• [Requirements]: Locate and copy each line in the data that contains the word "Total".
═══ Given records
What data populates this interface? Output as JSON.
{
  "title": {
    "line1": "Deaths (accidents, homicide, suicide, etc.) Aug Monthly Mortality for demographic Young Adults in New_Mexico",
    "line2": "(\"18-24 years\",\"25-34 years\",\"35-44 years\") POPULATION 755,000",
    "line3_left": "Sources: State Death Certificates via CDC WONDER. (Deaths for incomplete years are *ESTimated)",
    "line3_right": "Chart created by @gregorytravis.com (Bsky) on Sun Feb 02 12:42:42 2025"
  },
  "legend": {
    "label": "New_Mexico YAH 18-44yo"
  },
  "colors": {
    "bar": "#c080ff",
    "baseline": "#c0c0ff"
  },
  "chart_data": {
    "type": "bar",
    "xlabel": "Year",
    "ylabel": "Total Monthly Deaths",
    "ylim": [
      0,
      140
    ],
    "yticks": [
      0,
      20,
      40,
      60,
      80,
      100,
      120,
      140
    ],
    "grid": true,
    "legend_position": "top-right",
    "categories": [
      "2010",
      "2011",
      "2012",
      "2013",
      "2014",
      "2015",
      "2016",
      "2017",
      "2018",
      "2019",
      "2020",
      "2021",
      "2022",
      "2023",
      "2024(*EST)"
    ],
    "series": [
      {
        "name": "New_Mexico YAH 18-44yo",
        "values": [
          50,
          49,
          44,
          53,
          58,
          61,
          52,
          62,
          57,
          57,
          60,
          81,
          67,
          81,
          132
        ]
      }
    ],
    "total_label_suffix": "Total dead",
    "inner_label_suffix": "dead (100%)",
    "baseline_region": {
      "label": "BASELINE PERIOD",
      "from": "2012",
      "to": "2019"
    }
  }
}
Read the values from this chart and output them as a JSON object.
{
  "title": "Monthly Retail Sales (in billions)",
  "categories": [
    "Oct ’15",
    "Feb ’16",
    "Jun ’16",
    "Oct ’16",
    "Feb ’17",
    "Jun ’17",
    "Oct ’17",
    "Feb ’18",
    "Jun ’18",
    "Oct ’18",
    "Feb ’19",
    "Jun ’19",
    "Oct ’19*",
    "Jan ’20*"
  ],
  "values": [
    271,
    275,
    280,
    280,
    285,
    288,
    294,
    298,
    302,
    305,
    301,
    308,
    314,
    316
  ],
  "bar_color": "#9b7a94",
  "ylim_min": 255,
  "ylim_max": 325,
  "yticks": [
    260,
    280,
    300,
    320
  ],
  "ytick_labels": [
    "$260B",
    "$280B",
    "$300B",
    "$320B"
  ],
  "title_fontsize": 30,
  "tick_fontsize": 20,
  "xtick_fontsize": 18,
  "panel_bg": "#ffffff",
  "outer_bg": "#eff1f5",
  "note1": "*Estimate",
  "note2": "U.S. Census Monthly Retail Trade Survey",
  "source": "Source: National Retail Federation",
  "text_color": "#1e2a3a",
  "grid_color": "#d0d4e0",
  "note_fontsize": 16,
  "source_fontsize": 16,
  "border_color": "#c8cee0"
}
══════
• [Correct response]:
    "ylabel": "Total Monthly Deaths",
    "total_label_suffix": "Total dead",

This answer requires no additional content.